▸ Description of the task: Write out all the entries word for word, but skip any images.

▸ Dataset extract:
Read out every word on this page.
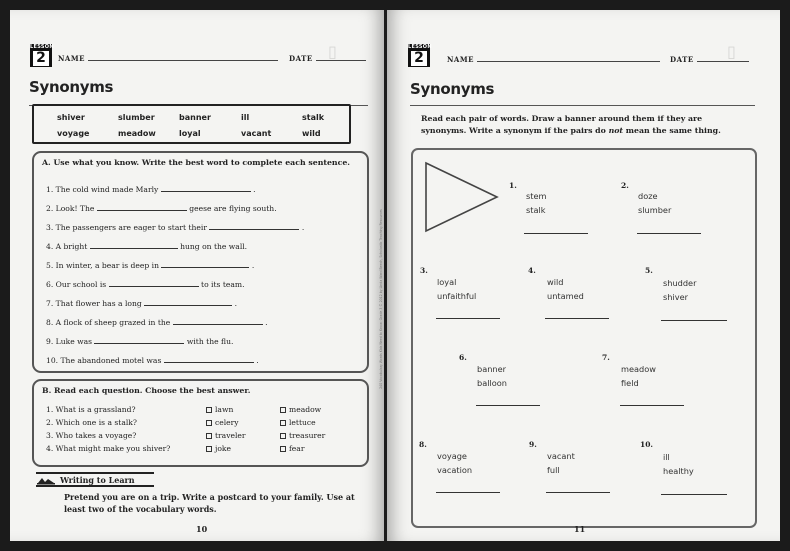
▯
LESSON
2	NAME	DATE
Synonyms
shiver	slumber	banner	ill	stalk
voyage	meadow	loyal	vacant	wild
A. Use what you know. Write the best word to complete each sentence.
1. The cold wind made Marly	.
2. Look! The	geese are flying south.
3. The passengers are eager to start their	.
4. A bright	hung on the wall.
5. In winter, a bear is deep in	.
6. Our school is	to its team.
7. That flower has a long	.
8. A flock of sheep grazed in the	.
9. Luke was	with the flu.
10. The abandoned motel was	.
B. Read each question. Choose the best answer.
1. What is a grassland?	lawn	meadow
2. Which one is a stalk?	celery	lettuce
3. Who takes a voyage?	traveler	treasurer
4. What might make you shiver?	joke	fear
Writing to Learn
Pretend you are on a trip. Write a postcard to your family. Use at
least two of the vocabulary words.
10
240 Vocabulary Words Kids Need to Know: Grade 3 © 2012 by Linda Ward Beech, Scholastic Teaching Resources
▯
LESSON
2	NAME	DATE
Synonyms
Read each pair of words. Draw a banner around them if they are
synonyms. Write a synonym if the pairs do not mean the same thing.
1.
stem
stalk
2.
doze
slumber
3.
loyal
unfaithful
4.
wild
untamed
5.
shudder
shiver
6.
banner
balloon
7.
meadow
field
8.
voyage
vacation
9.
vacant
full
10.
ill
healthy
11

▸ Response:
Read out every word on this page.
▯
LESSON
2	NAME	DATE
Synonyms
shiver	slumber	banner	ill	stalk
voyage	meadow	loyal	vacant	wild
A. Use what you know. Write the best word to complete each sentence.
1. The cold wind made Marly	.
2. Look! The	geese are flying south.
3. The passengers are eager to start their	.
4. A bright	hung on the wall.
5. In winter, a bear is deep in	.
6. Our school is	to its team.
7. That flower has a long	.
8. A flock of sheep grazed in the	.
9. Luke was	with the flu.
10. The abandoned motel was	.
B. Read each question. Choose the best answer.
1. What is a grassland?	lawn	meadow
2. Which one is a stalk?	celery	lettuce
3. Who takes a voyage?	traveler	treasurer
4. What might make you shiver?	joke	fear
Writing to Learn
Pretend you are on a trip. Write a postcard to your family. Use at
least two of the vocabulary words.
10
240 Vocabulary Words Kids Need to Know: Grade 3 © 2012 by Linda Ward Beech, Scholastic Teaching Resources
▯
LESSON
2	NAME	DATE
Synonyms
Read each pair of words. Draw a banner around them if they are
synonyms. Write a synonym if the pairs do not mean the same thing.
1.
stem
stalk
2.
doze
slumber
3.
loyal
unfaithful
4.
wild
untamed
5.
shudder
shiver
6.
banner
balloon
7.
meadow
field
8.
voyage
vacation
9.
vacant
full
10.
ill
healthy
11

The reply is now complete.